▶ _Exercise details_
Using the appeal order, answer the following:
(a) Which District Forum passed the order under appeal, and on what date?
(b) In how many installments was the loan to be repaid?
(c) Which clause of the loan agreement empowered the appellant to repossess the hypothecated vehicle?

▶ _Selected extract_
Per Shri Narendra Kawde, Hon’ble Member
This appeal takes an exception to an order dated 13/12/2011 passed in consumer complaint No.101/2011 by District Forum, Nashik. District Forum while allowing the consumer complaint filed by the complainant present respondent was partly allowed and directed the appellant/opponent to pay an amount of `3,24,171/- together with interest @ 9% p.a. with effect from 01/09/2008 with ancillary relief of `15,000/- for mental agony and `1,000/- as costs of litigation.
2. Aggrieved with the impugned order, appellant/opponent filed this appeal on the ground that provisions contained in loan agreement executed between the appellant and the complainant/respondent have not been properly appreciated by the District Forum and more particularly, clause 12(1) of the loan agreement which empowered the appellant/opponent to seize and repossess the hypothecated vehicle on default of payment of loan amount. Further it is the ground taken by the appellant that appropriate notice dated 20/09/2010 was issued to the complainant/respondent prior to auctioning the vehicle for default of payment of loan amount. However, though sufficient notice was given, the complainant did not come forward to participate in the auction or otherwise with representation till auctioning of said vehicle on 30/11/2010. Vehicle was never repossessed forcefully as alleged by the complainant/respondent, on the contrary the vehicle was surrendered by the complainant/respondent on 21/08/2010 as EMIs on account of repayment of loan were defaulted right from beginning. All these facts averred before the District Forum were altogether ignored and the impugned order came to be passed against the appellant/opponent.
3. We heard Mr.Ashutosh Marathe, Advocate for the appellant. Respondent remained absent. Perused the record.
4. The fact which is not in dispute is that loan agreement for advancement of loan of `5,40,000/- was executed on 01/09/2008 between the parties. Loan was to be repaid in sixty installments (EMIs). Except first two installments, repayment was defaulted. The hypothecated vehicle was put to auction on 30/11/2010 and the proceeds of `3,90,000/- were adjusted towards the outstanding loan account of the complainant/respondent.
5. Out attention was drawn by Learned Advocate for the appellant to the provisions of clause 12(1) of the loan agreement, which empowered the appellant to repossess hypothecated vehicle on default of EMI. District Forum unnecessarily went into the role of examining the accuracy and correctness of the signature of the complainant/respondent in token of receipt of pre-sale notice issued by the appellant/opponent and arrived at an erroneous conclusion allowing the consumer complaint though the record does not reveal whether surrender of the vehicle as claimed by the appellant or forcible repossession of the same by the appellant is on record. There is no counter material available on record for theory of surrender or forcible repossession. The facts remained that in consequences of continuous default right from beginning in payment of loan amount i.e. EMIs empowered the appellant under the Loan Agreement to take action including that of seizure/repossession of the hypothecated vehicle. This crucial point was ignored by the Learned District Forum while deciding the consumer complaint.

▶ _Records provided_
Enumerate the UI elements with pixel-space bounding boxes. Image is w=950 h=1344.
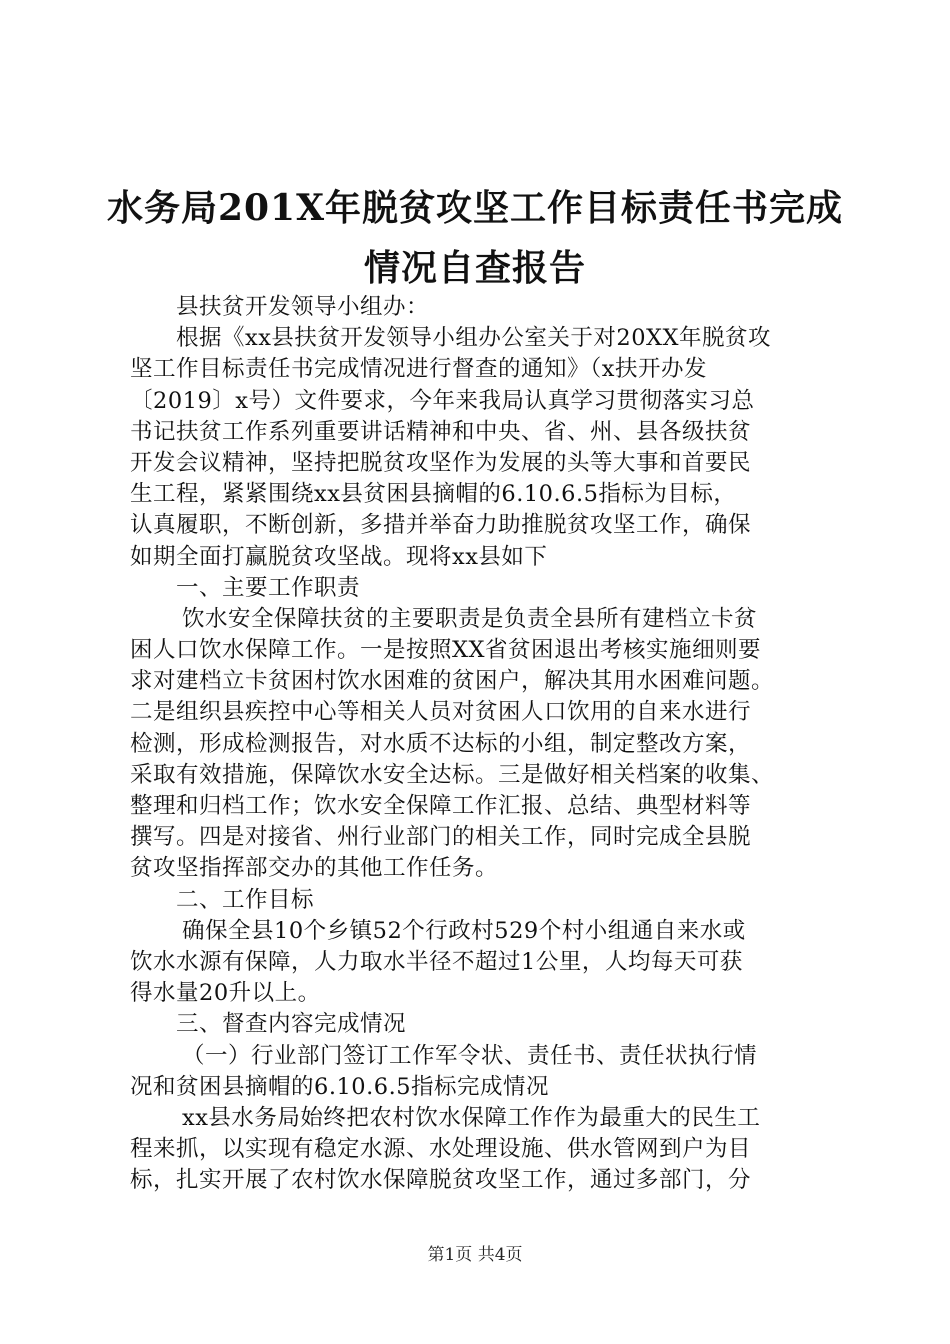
paragraph-line: 检测，形成检测报告，对水质不达标的小组，制定整改方案，: [130, 730, 752, 757]
paragraph-line: 得水量20升以上。: [130, 980, 321, 1007]
page-number-footer: 第1页 共4页: [427, 1245, 523, 1265]
paragraph-line: 书记扶贫工作系列重要讲话精神和中央、省、州、县各级扶贫: [130, 418, 752, 445]
section-heading: 三、督查内容完成情况: [176, 1011, 407, 1038]
document-body: [130, 292, 830, 1196]
paragraph-line: 标，扎实开展了农村饮水保障脱贫攻坚工作，通过多部门，分: [130, 1167, 752, 1194]
subsection-heading-continued: 况和贫困县摘帽的6.10.6.5指标完成情况: [130, 1073, 550, 1100]
paragraph-line: 困人口饮水保障工作。一是按照XX省贫困退出考核实施细则要: [130, 637, 762, 664]
paragraph-line: 求对建档立卡贫困村饮水困难的贫困户，解决其用水困难问题。: [130, 668, 775, 695]
subsection-heading: （一）行业部门签订工作军令状、责任书、责任状执行情: [182, 1042, 758, 1069]
paragraph-line: 二是组织县疾控中心等相关人员对贫困人口饮用的自来水进行: [130, 699, 752, 726]
paragraph-line: 整理和归档工作；饮水安全保障工作汇报、总结、典型材料等: [130, 793, 752, 819]
section-heading: 一、主要工作职责: [176, 574, 361, 601]
paragraph-line: 坚工作目标责任书完成情况进行督查的通知》（x扶开办发: [130, 356, 707, 383]
document-title-line-1: 水务局201X年脱贫攻坚工作目标责任书完成: [106, 187, 844, 229]
salutation: 县扶贫开发领导小组办：: [176, 294, 430, 320]
paragraph-line: 撰写。四是对接省、州行业部门的相关工作，同时完成全县脱: [130, 824, 752, 851]
document-title-line-2: 情况自查报告: [363, 247, 586, 289]
paragraph-line: xx县水务局始终把农村饮水保障工作作为最重大的民生工: [182, 1104, 761, 1131]
paragraph-line: 采取有效措施，保障饮水安全达标。三是做好相关档案的收集、: [130, 761, 775, 788]
paragraph-line: 程来抓，以实现有稳定水源、水处理设施、供水管网到户为目: [130, 1136, 752, 1163]
paragraph-line: 如期全面打赢脱贫攻坚战。现将xx县如下: [130, 543, 548, 570]
section-heading: 二、工作目标: [176, 886, 315, 913]
paragraph-line: 生工程，紧紧围绕xx县贫困县摘帽的6.10.6.5指标为目标，: [130, 481, 737, 508]
paragraph-line: 饮水安全保障扶贫的主要职责是负责全县所有建档立卡贫: [182, 605, 758, 632]
paragraph-line: 〔2019〕x号）文件要求，今年来我局认真学习贯彻落实习总: [130, 387, 755, 414]
paragraph-line: 确保全县10个乡镇52个行政村529个村小组通自来水或: [182, 917, 746, 944]
paragraph-line: 开发会议精神，坚持把脱贫攻坚作为发展的头等大事和首要民: [130, 449, 752, 476]
paragraph-line: 根据《xx县扶贫开发领导小组办公室关于对20XX年脱贫攻: [176, 325, 772, 352]
paragraph-line: 饮水水源有保障，人力取水半径不超过1公里，人均每天可获: [130, 948, 743, 975]
paragraph-line: 认真履职，不断创新，多措并举奋力助推脱贫攻坚工作，确保: [130, 512, 752, 539]
paragraph-line: 贫攻坚指挥部交办的其他工作任务。: [130, 855, 499, 882]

▶ _Written answer_
(a) District Forum, Nashik, on 13/12/2011.
(b) Sixty installments (EMIs).
(c) Clause 12(1).